"""

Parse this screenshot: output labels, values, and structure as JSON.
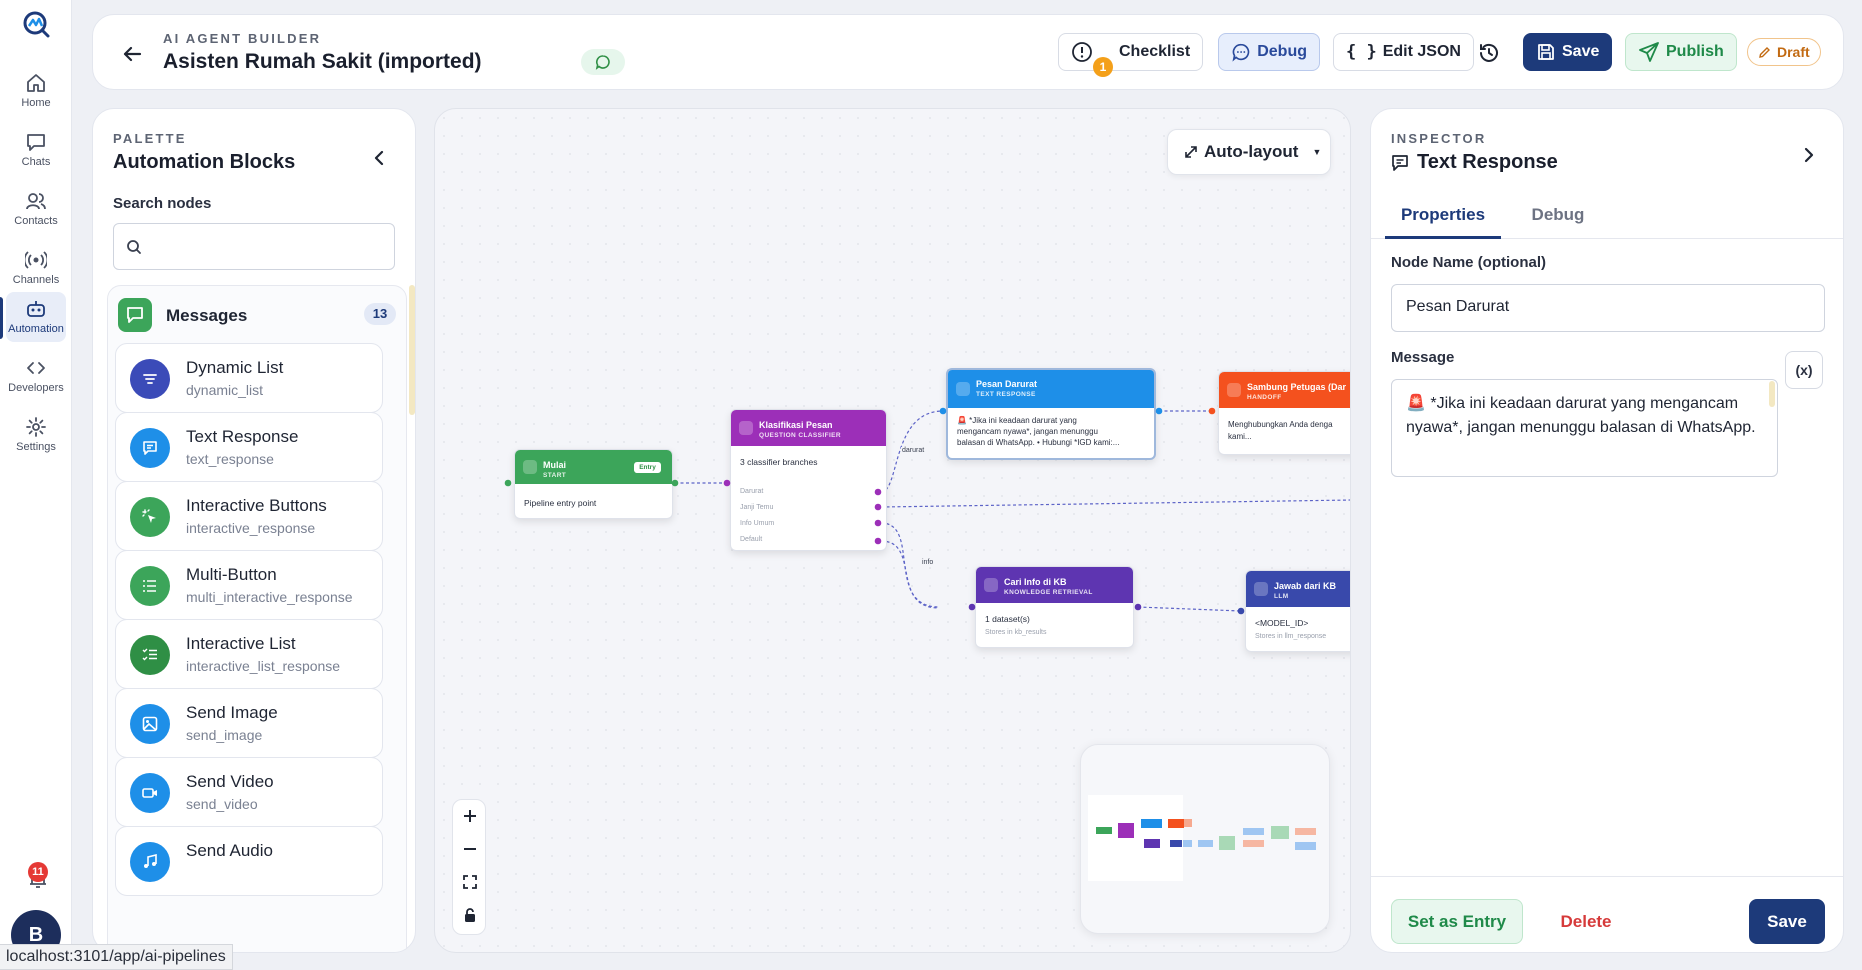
{
  "rail": {
    "items": [
      {
        "label": "Home",
        "icon": "home-icon"
      },
      {
        "label": "Chats",
        "icon": "chat-icon"
      },
      {
        "label": "Contacts",
        "icon": "contacts-icon"
      },
      {
        "label": "Channels",
        "icon": "broadcast-icon"
      },
      {
        "label": "Automation",
        "icon": "robot-icon",
        "active": true
      },
      {
        "label": "Developers",
        "icon": "code-icon"
      },
      {
        "label": "Settings",
        "icon": "gear-icon"
      }
    ],
    "notification_count": "11",
    "avatar_initial": "B"
  },
  "header": {
    "subtitle": "AI AGENT BUILDER",
    "title": "Asisten Rumah Sakit (imported)",
    "checklist_label": "Checklist",
    "checklist_badge": "1",
    "debug_label": "Debug",
    "edit_json_label": "Edit JSON",
    "save_label": "Save",
    "publish_label": "Publish",
    "draft_label": "Draft"
  },
  "palette": {
    "subtitle": "PALETTE",
    "title": "Automation Blocks",
    "search_label": "Search nodes",
    "search_value": "",
    "group": {
      "title": "Messages",
      "count": "13"
    },
    "items": [
      {
        "name": "Dynamic List",
        "id": "dynamic_list",
        "color": "#3b4bb8",
        "icon": "list-filter-icon"
      },
      {
        "name": "Text Response",
        "id": "text_response",
        "color": "#1e8fe8",
        "icon": "text-message-icon"
      },
      {
        "name": "Interactive Buttons",
        "id": "interactive_response",
        "color": "#3ca55a",
        "icon": "cursor-click-icon"
      },
      {
        "name": "Multi-Button",
        "id": "multi_interactive_response",
        "color": "#3ca55a",
        "icon": "list-icon"
      },
      {
        "name": "Interactive List",
        "id": "interactive_list_response",
        "color": "#2f8f45",
        "icon": "checklist-icon"
      },
      {
        "name": "Send Image",
        "id": "send_image",
        "color": "#1e8fe8",
        "icon": "image-icon"
      },
      {
        "name": "Send Video",
        "id": "send_video",
        "color": "#1e8fe8",
        "icon": "video-icon"
      },
      {
        "name": "Send Audio",
        "id": "",
        "color": "#1e8fe8",
        "icon": "audio-icon"
      }
    ]
  },
  "canvas": {
    "autolayout_label": "Auto-layout",
    "nodes": {
      "start": {
        "title": "Mulai",
        "type": "START",
        "badge": "Entry",
        "body": "Pipeline entry point",
        "color": "#3ca55a"
      },
      "classifier": {
        "title": "Klasifikasi Pesan",
        "type": "QUESTION CLASSIFIER",
        "summary": "3 classifier branches",
        "branches": [
          "Darurat",
          "Janji Temu",
          "Info Umum",
          "Default"
        ],
        "color": "#9c2fb8"
      },
      "darurat": {
        "title": "Pesan Darurat",
        "type": "TEXT RESPONSE",
        "body_lines": [
          "🚨 *Jika ini keadaan darurat yang",
          "mengancam nyawa*, jangan menunggu",
          "balasan di WhatsApp. • Hubungi *IGD kami:..."
        ],
        "color": "#1e8fe8"
      },
      "handoff": {
        "title": "Sambung Petugas (Dar",
        "type": "HANDOFF",
        "body_lines": [
          "Menghubungkan Anda denga",
          "kami..."
        ],
        "color": "#f4511e"
      },
      "kb": {
        "title": "Cari Info di KB",
        "type": "KNOWLEDGE RETRIEVAL",
        "body": "1 dataset(s)",
        "note": "Stores in kb_results",
        "color": "#5e35b1"
      },
      "llm": {
        "title": "Jawab dari KB",
        "type": "LLM",
        "body": "<MODEL_ID>",
        "note": "Stores in llm_response",
        "color": "#3949ab"
      }
    },
    "edge_labels": {
      "darurat": "darurat",
      "info": "info"
    }
  },
  "inspector": {
    "subtitle": "INSPECTOR",
    "title": "Text Response",
    "tabs": [
      "Properties",
      "Debug"
    ],
    "node_name_label": "Node Name (optional)",
    "node_name_value": "Pesan Darurat",
    "message_label": "Message",
    "variable_button": "(x)",
    "message_value": "🚨 *Jika ini keadaan darurat yang mengancam nyawa*, jangan menunggu balasan di WhatsApp.",
    "set_entry_label": "Set as Entry",
    "delete_label": "Delete",
    "save_label": "Save"
  },
  "status_url": "localhost:3101/app/ai-pipelines"
}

"""

_WHAT YOU WILL DO_
Go through the records and gather the lines that hold "yang".

_RESULT_
          "🚨 *Jika ini keadaan darurat yang",
    "message_value": "🚨 *Jika ini keadaan darurat yang mengancam nyawa*, jangan menunggu balasan di WhatsApp.",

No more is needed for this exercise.